Output the material beneath this task exactly, images excluded.

# Exercise input:
* * *

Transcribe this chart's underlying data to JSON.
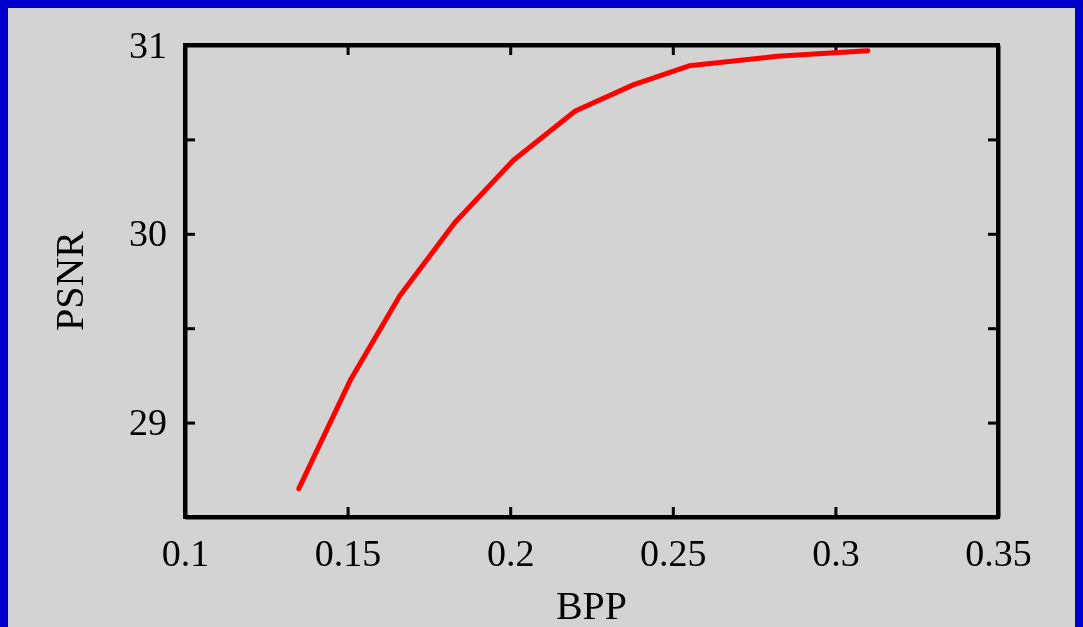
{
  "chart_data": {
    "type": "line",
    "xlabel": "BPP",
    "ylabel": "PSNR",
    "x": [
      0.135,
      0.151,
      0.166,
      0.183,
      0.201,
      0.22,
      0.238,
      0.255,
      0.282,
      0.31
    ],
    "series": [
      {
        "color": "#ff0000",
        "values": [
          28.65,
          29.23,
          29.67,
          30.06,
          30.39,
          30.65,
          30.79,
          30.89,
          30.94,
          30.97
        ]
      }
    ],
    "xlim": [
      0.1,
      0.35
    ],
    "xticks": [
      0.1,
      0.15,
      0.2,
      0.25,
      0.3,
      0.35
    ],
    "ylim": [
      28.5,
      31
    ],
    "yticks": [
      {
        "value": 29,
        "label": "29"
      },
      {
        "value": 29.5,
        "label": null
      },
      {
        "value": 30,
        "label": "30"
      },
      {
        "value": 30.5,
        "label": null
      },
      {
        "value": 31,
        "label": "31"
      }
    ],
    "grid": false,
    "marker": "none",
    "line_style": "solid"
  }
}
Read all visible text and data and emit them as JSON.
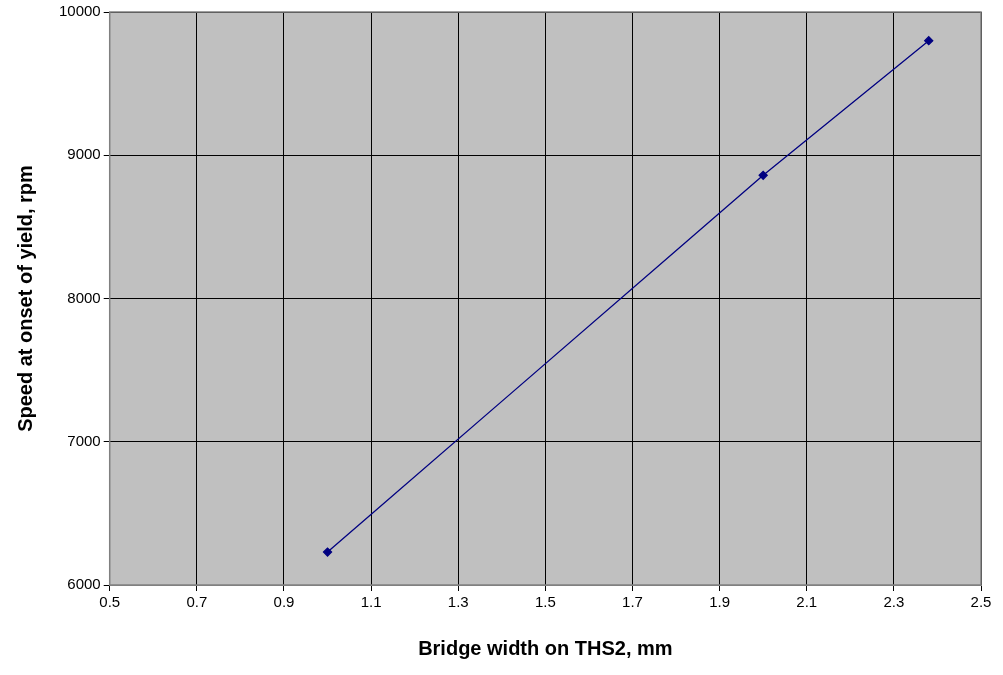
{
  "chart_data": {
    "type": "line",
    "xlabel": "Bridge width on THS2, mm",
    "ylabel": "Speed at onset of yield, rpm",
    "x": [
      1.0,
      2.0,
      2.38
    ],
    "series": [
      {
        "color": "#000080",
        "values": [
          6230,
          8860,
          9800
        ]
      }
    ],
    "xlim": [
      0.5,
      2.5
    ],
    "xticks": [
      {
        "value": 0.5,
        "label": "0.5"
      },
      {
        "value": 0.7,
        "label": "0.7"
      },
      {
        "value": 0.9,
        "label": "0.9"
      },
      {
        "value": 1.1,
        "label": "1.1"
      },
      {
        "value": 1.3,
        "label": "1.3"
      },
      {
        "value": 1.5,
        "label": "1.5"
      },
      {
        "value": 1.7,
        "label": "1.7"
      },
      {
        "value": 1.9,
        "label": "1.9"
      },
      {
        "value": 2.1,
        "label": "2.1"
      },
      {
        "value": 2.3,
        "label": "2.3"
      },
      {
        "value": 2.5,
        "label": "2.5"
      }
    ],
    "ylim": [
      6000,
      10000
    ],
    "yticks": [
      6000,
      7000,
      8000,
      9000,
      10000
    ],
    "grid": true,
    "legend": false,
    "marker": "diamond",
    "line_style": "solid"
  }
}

* * *

# Output of the exercise:
Transcribe this chart's underlying data to JSON.
{
  "chart_data": {
    "type": "line",
    "xlabel": "BPP",
    "ylabel": "PSNR",
    "x": [
      0.135,
      0.151,
      0.166,
      0.183,
      0.201,
      0.22,
      0.238,
      0.255,
      0.282,
      0.31
    ],
    "series": [
      {
        "color": "#ff0000",
        "values": [
          28.65,
          29.23,
          29.67,
          30.06,
          30.39,
          30.65,
          30.79,
          30.89,
          30.94,
          30.97
        ]
      }
    ],
    "xlim": [
      0.1,
      0.35
    ],
    "xticks": [
      0.1,
      0.15,
      0.2,
      0.25,
      0.3,
      0.35
    ],
    "ylim": [
      28.5,
      31
    ],
    "yticks": [
      {
        "value": 29,
        "label": "29"
      },
      {
        "value": 29.5,
        "label": null
      },
      {
        "value": 30,
        "label": "30"
      },
      {
        "value": 30.5,
        "label": null
      },
      {
        "value": 31,
        "label": "31"
      }
    ],
    "grid": false,
    "marker": "none",
    "line_style": "solid"
  }
}
Read all visible text and data and emit them as JSON.
{
  "chart_data": {
    "type": "line",
    "xlabel": "Bridge width on THS2, mm",
    "ylabel": "Speed at onset of yield, rpm",
    "x": [
      1.0,
      2.0,
      2.38
    ],
    "series": [
      {
        "color": "#000080",
        "values": [
          6230,
          8860,
          9800
        ]
      }
    ],
    "xlim": [
      0.5,
      2.5
    ],
    "xticks": [
      {
        "value": 0.5,
        "label": "0.5"
      },
      {
        "value": 0.7,
        "label": "0.7"
      },
      {
        "value": 0.9,
        "label": "0.9"
      },
      {
        "value": 1.1,
        "label": "1.1"
      },
      {
        "value": 1.3,
        "label": "1.3"
      },
      {
        "value": 1.5,
        "label": "1.5"
      },
      {
        "value": 1.7,
        "label": "1.7"
      },
      {
        "value": 1.9,
        "label": "1.9"
      },
      {
        "value": 2.1,
        "label": "2.1"
      },
      {
        "value": 2.3,
        "label": "2.3"
      },
      {
        "value": 2.5,
        "label": "2.5"
      }
    ],
    "ylim": [
      6000,
      10000
    ],
    "yticks": [
      6000,
      7000,
      8000,
      9000,
      10000
    ],
    "grid": true,
    "legend": false,
    "marker": "diamond",
    "line_style": "solid"
  }
}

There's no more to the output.